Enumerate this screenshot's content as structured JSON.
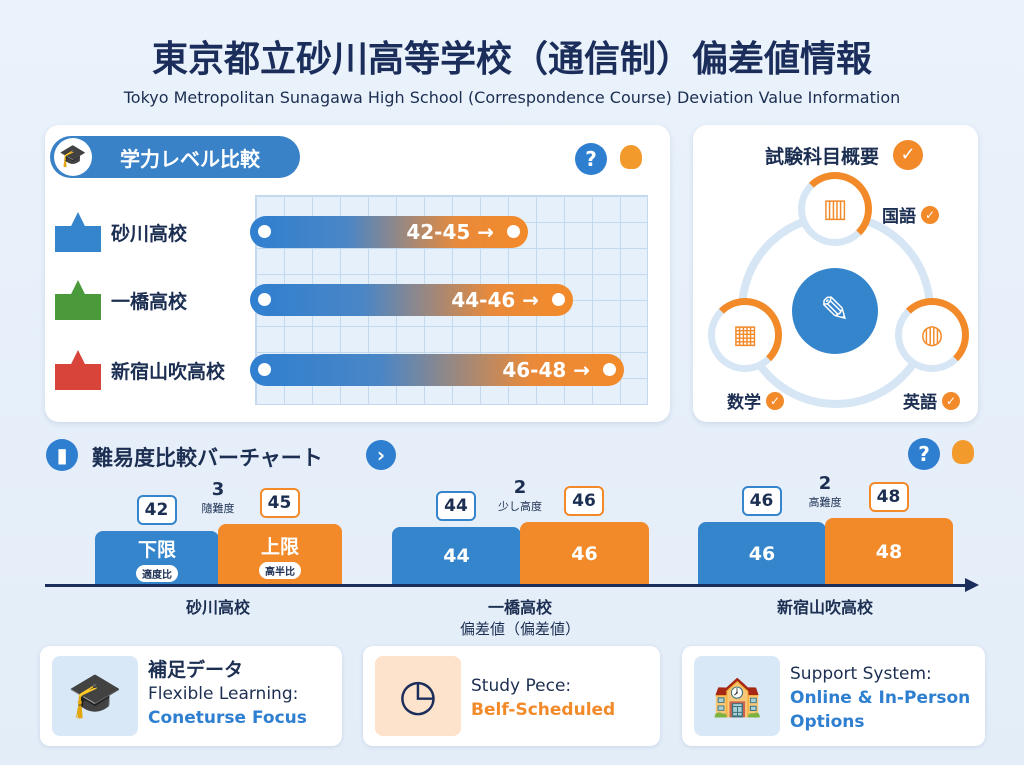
{
  "header": {
    "title": "東京都立砂川高等学校（通信制）偏差値情報",
    "subtitle": "Tokyo Metropolitan Sunagawa High School (Correspondence Course) Deviation Value Information"
  },
  "level_compare": {
    "title": "学力レベル比較",
    "help_icon": "question-icon",
    "tip_icon": "lightbulb-icon",
    "rows": [
      {
        "school": "砂川高校",
        "range": "42-45 →",
        "color": "#3585cc"
      },
      {
        "school": "一橋高校",
        "range": "44-46 →",
        "color": "#4a9a3c"
      },
      {
        "school": "新宿山吹高校",
        "range": "46-48 →",
        "color": "#d9443a"
      }
    ]
  },
  "subjects": {
    "title": "試験科目概要",
    "items": [
      {
        "name": "国語",
        "icon": "book-icon"
      },
      {
        "name": "数学",
        "icon": "calculator-icon"
      },
      {
        "name": "英語",
        "icon": "globe-icon"
      }
    ],
    "center_icon": "document-pen-icon"
  },
  "difficulty": {
    "title": "難易度比較バーチャート",
    "axis_label": "偏差値（偏差値）"
  },
  "chart_data": {
    "type": "bar",
    "categories": [
      "砂川高校",
      "一橋高校",
      "新宿山吹高校"
    ],
    "series": [
      {
        "name": "下限",
        "values": [
          42,
          44,
          46
        ],
        "color": "#3585cc"
      },
      {
        "name": "上限",
        "values": [
          45,
          46,
          48
        ],
        "color": "#f28a2a"
      }
    ],
    "bar_labels": [
      {
        "lower": "下限",
        "lower_tag": "適度比",
        "upper": "上限",
        "upper_tag": "高半比"
      },
      {
        "lower": "44",
        "upper": "46"
      },
      {
        "lower": "46",
        "upper": "48"
      }
    ],
    "differences": [
      {
        "value": "3",
        "label": "隨難度"
      },
      {
        "value": "2",
        "label": "少し高度"
      },
      {
        "value": "2",
        "label": "高難度"
      }
    ],
    "xlabel": "偏差値（偏差値）"
  },
  "cards": [
    {
      "title": "補足データ",
      "line1": "Flexible Learning:",
      "line2": "Coneturse Focus",
      "icon": "graduate-icon"
    },
    {
      "line1": "Study Pece:",
      "line2": "Belf-Scheduled",
      "icon": "clock-calendar-icon"
    },
    {
      "line1": "Support System:",
      "line2": "Online & In-Person",
      "line3": "Options",
      "icon": "school-computer-icon"
    }
  ]
}
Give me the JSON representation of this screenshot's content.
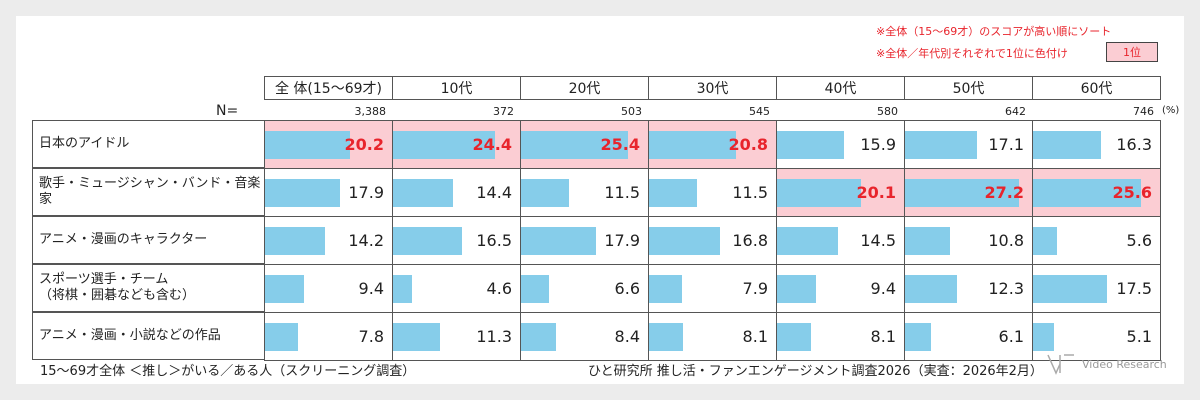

▸ What is being asked
All entries are to be retyped exactly. Omit any embedded images.

▸ Reply
Enumerate this screenshot's content as structured JSON.
{
  "header": {
    "title": "東京都立砂川高等学校（通信制）偏差値情報",
    "subtitle": "Tokyo Metropolitan Sunagawa High School (Correspondence Course) Deviation Value Information"
  },
  "level_compare": {
    "title": "学力レベル比較",
    "help_icon": "question-icon",
    "tip_icon": "lightbulb-icon",
    "rows": [
      {
        "school": "砂川高校",
        "range": "42-45 →",
        "color": "#3585cc"
      },
      {
        "school": "一橋高校",
        "range": "44-46 →",
        "color": "#4a9a3c"
      },
      {
        "school": "新宿山吹高校",
        "range": "46-48 →",
        "color": "#d9443a"
      }
    ]
  },
  "subjects": {
    "title": "試験科目概要",
    "items": [
      {
        "name": "国語",
        "icon": "book-icon"
      },
      {
        "name": "数学",
        "icon": "calculator-icon"
      },
      {
        "name": "英語",
        "icon": "globe-icon"
      }
    ],
    "center_icon": "document-pen-icon"
  },
  "difficulty": {
    "title": "難易度比較バーチャート",
    "axis_label": "偏差値（偏差値）"
  },
  "chart_data": {
    "type": "bar",
    "categories": [
      "砂川高校",
      "一橋高校",
      "新宿山吹高校"
    ],
    "series": [
      {
        "name": "下限",
        "values": [
          42,
          44,
          46
        ],
        "color": "#3585cc"
      },
      {
        "name": "上限",
        "values": [
          45,
          46,
          48
        ],
        "color": "#f28a2a"
      }
    ],
    "bar_labels": [
      {
        "lower": "下限",
        "lower_tag": "適度比",
        "upper": "上限",
        "upper_tag": "高半比"
      },
      {
        "lower": "44",
        "upper": "46"
      },
      {
        "lower": "46",
        "upper": "48"
      }
    ],
    "differences": [
      {
        "value": "3",
        "label": "隨難度"
      },
      {
        "value": "2",
        "label": "少し高度"
      },
      {
        "value": "2",
        "label": "高難度"
      }
    ],
    "xlabel": "偏差値（偏差値）"
  },
  "cards": [
    {
      "title": "補足データ",
      "line1": "Flexible Learning:",
      "line2": "Coneturse Focus",
      "icon": "graduate-icon"
    },
    {
      "line1": "Study Pece:",
      "line2": "Belf-Scheduled",
      "icon": "clock-calendar-icon"
    },
    {
      "line1": "Support System:",
      "line2": "Online & In-Person",
      "line3": "Options",
      "icon": "school-computer-icon"
    }
  ]
}
Give me the JSON representation of this screenshot's content.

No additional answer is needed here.